• Given records
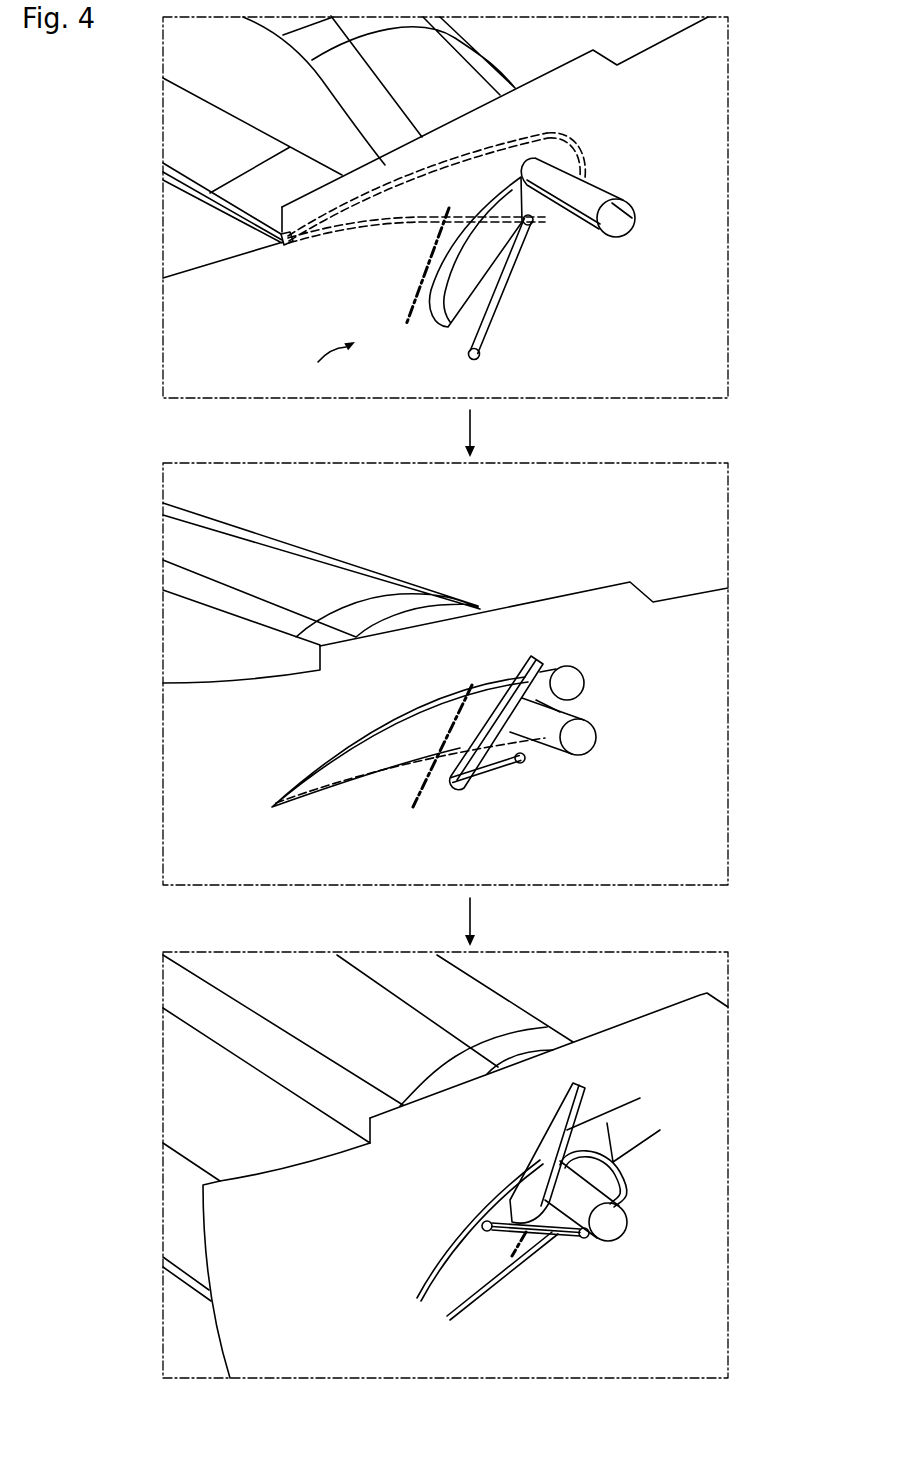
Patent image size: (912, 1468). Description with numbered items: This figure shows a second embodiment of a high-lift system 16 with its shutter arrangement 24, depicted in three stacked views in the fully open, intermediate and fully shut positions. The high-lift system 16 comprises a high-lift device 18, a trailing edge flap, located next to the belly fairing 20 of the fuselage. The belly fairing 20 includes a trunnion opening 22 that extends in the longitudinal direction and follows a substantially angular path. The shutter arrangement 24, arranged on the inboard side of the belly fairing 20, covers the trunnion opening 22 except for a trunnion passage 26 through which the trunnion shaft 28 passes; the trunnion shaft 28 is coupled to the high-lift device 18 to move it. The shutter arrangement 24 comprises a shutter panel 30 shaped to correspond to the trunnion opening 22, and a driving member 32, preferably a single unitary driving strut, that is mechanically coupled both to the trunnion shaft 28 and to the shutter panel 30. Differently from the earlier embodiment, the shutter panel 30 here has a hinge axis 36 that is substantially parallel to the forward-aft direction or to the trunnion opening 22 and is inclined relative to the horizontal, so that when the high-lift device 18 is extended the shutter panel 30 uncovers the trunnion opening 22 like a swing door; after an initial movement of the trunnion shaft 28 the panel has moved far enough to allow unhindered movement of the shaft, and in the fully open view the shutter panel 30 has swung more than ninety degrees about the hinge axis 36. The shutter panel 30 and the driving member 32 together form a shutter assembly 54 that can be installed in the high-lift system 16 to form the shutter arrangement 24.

The high-lift system 16 is at (150, 130).
The high-lift device 18 is at (463, 73).
The belly fairing 20 is at (690, 93).
The trunnion opening 22 is at (570, 688).
The shutter arrangement 24 is at (300, 300).
The trunnion passage 26 is at (570, 144).
The trunnion shaft 28 is at (620, 225).
The shutter panel 30 is at (455, 318).
The driving member 32 is at (498, 300).
The hinge axis 36 is at (432, 262).
The shutter assembly 54 is at (321, 358).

• Goal
Copy the lines above word for word, but leave out the pictures.

• Response to this task
Patent image size: (912, 1468). Description with numbered items: This figure shows a second embodiment of a high-lift system 16 with its shutter arrangement 24, depicted in three stacked views in the fully open, intermediate and fully shut positions. The high-lift system 16 comprises a high-lift device 18, a trailing edge flap, located next to the belly fairing 20 of the fuselage. The belly fairing 20 includes a trunnion opening 22 that extends in the longitudinal direction and follows a substantially angular path. The shutter arrangement 24, arranged on the inboard side of the belly fairing 20, covers the trunnion opening 22 except for a trunnion passage 26 through which the trunnion shaft 28 passes; the trunnion shaft 28 is coupled to the high-lift device 18 to move it. The shutter arrangement 24 comprises a shutter panel 30 shaped to correspond to the trunnion opening 22, and a driving member 32, preferably a single unitary driving strut, that is mechanically coupled both to the trunnion shaft 28 and to the shutter panel 30. Differently from the earlier embodiment, the shutter panel 30 here has a hinge axis 36 that is substantially parallel to the forward-aft direction or to the trunnion opening 22 and is inclined relative to the horizontal, so that when the high-lift device 18 is extended the shutter panel 30 uncovers the trunnion opening 22 like a swing door; after an initial movement of the trunnion shaft 28 the panel has moved far enough to allow unhindered movement of the shaft, and in the fully open view the shutter panel 30 has swung more than ninety degrees about the hinge axis 36. The shutter panel 30 and the driving member 32 together form a shutter assembly 54 that can be installed in the high-lift system 16 to form the shutter arrangement 24.

The high-lift system 16 is at (150, 130).
The high-lift device 18 is at (463, 73).
The belly fairing 20 is at (690, 93).
The trunnion opening 22 is at (570, 688).
The shutter arrangement 24 is at (300, 300).
The trunnion passage 26 is at (570, 144).
The trunnion shaft 28 is at (620, 225).
The shutter panel 30 is at (455, 318).
The driving member 32 is at (498, 300).
The hinge axis 36 is at (432, 262).
The shutter assembly 54 is at (321, 358).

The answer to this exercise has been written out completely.